• **Task objective**:
Collect every line in the records below that contains the word "name".

• **Data for processing**:
━━━

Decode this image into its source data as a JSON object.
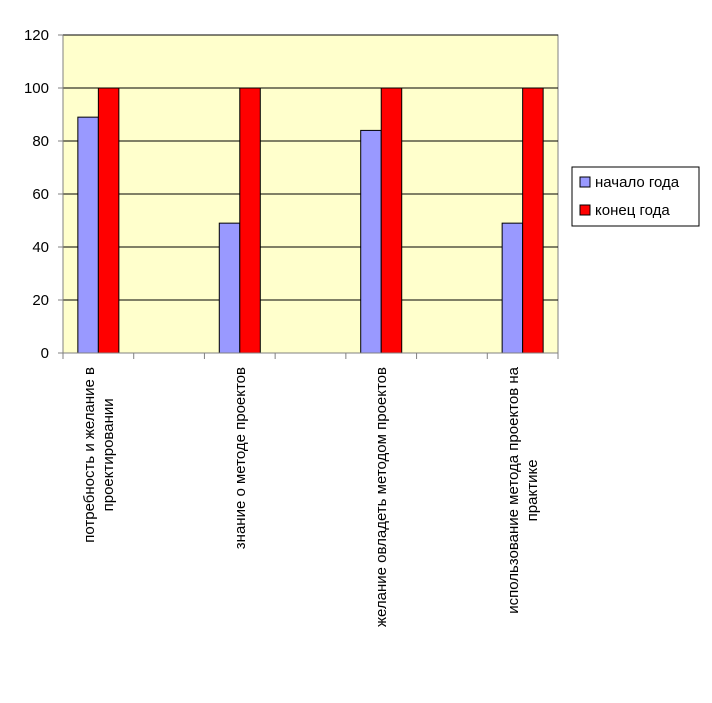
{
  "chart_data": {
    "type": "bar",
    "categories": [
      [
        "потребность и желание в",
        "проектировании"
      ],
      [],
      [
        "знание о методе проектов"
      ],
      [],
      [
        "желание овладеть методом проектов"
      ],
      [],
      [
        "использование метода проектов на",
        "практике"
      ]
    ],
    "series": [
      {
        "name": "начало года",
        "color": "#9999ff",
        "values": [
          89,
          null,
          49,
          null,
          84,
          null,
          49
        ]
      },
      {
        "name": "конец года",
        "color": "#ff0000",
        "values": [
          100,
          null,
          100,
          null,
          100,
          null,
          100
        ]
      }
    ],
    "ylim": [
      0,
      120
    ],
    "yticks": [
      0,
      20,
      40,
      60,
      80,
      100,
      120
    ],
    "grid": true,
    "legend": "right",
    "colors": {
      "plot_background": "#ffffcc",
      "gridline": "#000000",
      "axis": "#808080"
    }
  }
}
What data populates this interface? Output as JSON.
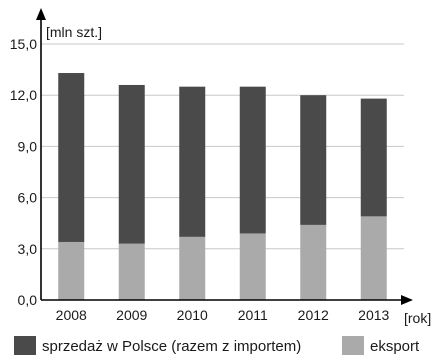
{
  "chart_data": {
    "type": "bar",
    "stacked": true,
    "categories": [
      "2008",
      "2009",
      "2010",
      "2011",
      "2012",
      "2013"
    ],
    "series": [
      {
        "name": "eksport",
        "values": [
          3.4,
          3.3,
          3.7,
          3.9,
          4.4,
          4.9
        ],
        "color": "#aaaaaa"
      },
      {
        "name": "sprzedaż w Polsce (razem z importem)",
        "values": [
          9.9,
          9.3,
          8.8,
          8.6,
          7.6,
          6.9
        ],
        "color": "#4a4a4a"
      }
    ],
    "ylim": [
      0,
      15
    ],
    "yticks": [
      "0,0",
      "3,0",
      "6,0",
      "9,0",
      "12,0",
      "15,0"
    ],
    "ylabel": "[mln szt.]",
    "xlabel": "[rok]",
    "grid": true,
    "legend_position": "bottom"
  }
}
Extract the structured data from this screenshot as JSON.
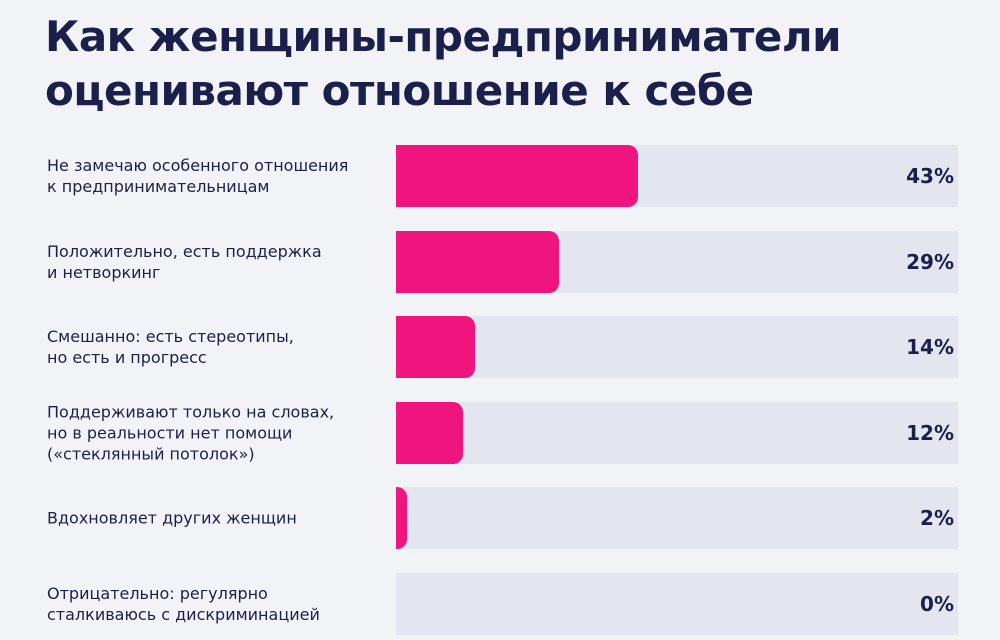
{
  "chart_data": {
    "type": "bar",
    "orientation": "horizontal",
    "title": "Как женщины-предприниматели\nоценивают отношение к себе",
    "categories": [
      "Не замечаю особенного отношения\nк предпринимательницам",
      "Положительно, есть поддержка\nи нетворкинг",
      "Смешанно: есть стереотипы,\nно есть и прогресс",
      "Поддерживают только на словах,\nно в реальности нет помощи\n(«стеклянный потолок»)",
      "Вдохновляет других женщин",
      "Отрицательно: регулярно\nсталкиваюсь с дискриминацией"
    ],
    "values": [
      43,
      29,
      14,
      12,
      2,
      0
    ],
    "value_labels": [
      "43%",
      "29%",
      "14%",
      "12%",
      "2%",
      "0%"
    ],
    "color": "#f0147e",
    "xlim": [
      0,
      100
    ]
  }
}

━━━

• **Written reply**:
        "name": "начало года",
        "name": "конец года",
        "name": "eksport",
        "name": "sprzedaż w Polsce (razem z importem)",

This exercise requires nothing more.